TASK TO CARRY OUT: Please copy all the lines that follow, word for word.

EXERCISE MATERIAL:
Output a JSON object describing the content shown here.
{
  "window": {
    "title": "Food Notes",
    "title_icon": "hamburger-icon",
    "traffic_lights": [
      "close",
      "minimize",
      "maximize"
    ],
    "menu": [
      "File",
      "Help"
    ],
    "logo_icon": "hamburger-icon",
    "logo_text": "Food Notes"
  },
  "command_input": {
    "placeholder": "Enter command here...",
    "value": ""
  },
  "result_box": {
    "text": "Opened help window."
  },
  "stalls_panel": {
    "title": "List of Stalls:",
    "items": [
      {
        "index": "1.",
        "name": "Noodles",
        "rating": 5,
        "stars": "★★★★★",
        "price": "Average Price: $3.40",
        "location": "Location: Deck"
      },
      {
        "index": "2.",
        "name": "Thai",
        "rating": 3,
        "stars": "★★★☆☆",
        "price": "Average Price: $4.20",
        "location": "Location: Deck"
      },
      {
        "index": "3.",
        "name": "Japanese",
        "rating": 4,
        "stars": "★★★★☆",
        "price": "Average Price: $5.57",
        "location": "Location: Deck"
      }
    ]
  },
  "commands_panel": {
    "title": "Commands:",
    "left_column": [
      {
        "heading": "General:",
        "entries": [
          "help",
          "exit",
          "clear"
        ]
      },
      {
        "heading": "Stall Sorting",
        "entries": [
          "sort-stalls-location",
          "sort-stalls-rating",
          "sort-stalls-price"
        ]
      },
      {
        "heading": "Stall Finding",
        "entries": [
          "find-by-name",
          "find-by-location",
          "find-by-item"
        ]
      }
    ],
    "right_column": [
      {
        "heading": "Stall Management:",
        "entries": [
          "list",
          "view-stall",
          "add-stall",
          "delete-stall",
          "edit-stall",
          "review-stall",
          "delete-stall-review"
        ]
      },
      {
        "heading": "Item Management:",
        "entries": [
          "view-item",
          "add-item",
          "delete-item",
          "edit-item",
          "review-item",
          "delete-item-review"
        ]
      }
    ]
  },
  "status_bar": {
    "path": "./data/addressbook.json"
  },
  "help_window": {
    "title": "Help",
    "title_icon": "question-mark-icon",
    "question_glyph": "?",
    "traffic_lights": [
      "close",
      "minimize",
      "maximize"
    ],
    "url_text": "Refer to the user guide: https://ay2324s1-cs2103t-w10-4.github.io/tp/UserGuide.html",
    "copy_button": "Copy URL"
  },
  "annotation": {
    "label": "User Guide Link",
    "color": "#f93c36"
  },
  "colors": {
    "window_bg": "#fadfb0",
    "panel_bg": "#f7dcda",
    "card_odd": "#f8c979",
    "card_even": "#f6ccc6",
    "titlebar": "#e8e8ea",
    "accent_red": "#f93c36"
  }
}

FULL SOLUTION:
Output a JSON object describing the content shown here.
{
  "window": {
    "title": "Food Notes",
    "title_icon": "hamburger-icon",
    "traffic_lights": [
      "close",
      "minimize",
      "maximize"
    ],
    "menu": [
      "File",
      "Help"
    ],
    "logo_icon": "hamburger-icon",
    "logo_text": "Food Notes"
  },
  "command_input": {
    "placeholder": "Enter command here...",
    "value": ""
  },
  "result_box": {
    "text": "Opened help window."
  },
  "stalls_panel": {
    "title": "List of Stalls:",
    "items": [
      {
        "index": "1.",
        "name": "Noodles",
        "rating": 5,
        "stars": "★★★★★",
        "price": "Average Price: $3.40",
        "location": "Location: Deck"
      },
      {
        "index": "2.",
        "name": "Thai",
        "rating": 3,
        "stars": "★★★☆☆",
        "price": "Average Price: $4.20",
        "location": "Location: Deck"
      },
      {
        "index": "3.",
        "name": "Japanese",
        "rating": 4,
        "stars": "★★★★☆",
        "price": "Average Price: $5.57",
        "location": "Location: Deck"
      }
    ]
  },
  "commands_panel": {
    "title": "Commands:",
    "left_column": [
      {
        "heading": "General:",
        "entries": [
          "help",
          "exit",
          "clear"
        ]
      },
      {
        "heading": "Stall Sorting",
        "entries": [
          "sort-stalls-location",
          "sort-stalls-rating",
          "sort-stalls-price"
        ]
      },
      {
        "heading": "Stall Finding",
        "entries": [
          "find-by-name",
          "find-by-location",
          "find-by-item"
        ]
      }
    ],
    "right_column": [
      {
        "heading": "Stall Management:",
        "entries": [
          "list",
          "view-stall",
          "add-stall",
          "delete-stall",
          "edit-stall",
          "review-stall",
          "delete-stall-review"
        ]
      },
      {
        "heading": "Item Management:",
        "entries": [
          "view-item",
          "add-item",
          "delete-item",
          "edit-item",
          "review-item",
          "delete-item-review"
        ]
      }
    ]
  },
  "status_bar": {
    "path": "./data/addressbook.json"
  },
  "help_window": {
    "title": "Help",
    "title_icon": "question-mark-icon",
    "question_glyph": "?",
    "traffic_lights": [
      "close",
      "minimize",
      "maximize"
    ],
    "url_text": "Refer to the user guide: https://ay2324s1-cs2103t-w10-4.github.io/tp/UserGuide.html",
    "copy_button": "Copy URL"
  },
  "annotation": {
    "label": "User Guide Link",
    "color": "#f93c36"
  },
  "colors": {
    "window_bg": "#fadfb0",
    "panel_bg": "#f7dcda",
    "card_odd": "#f8c979",
    "card_even": "#f6ccc6",
    "titlebar": "#e8e8ea",
    "accent_red": "#f93c36"
  }
}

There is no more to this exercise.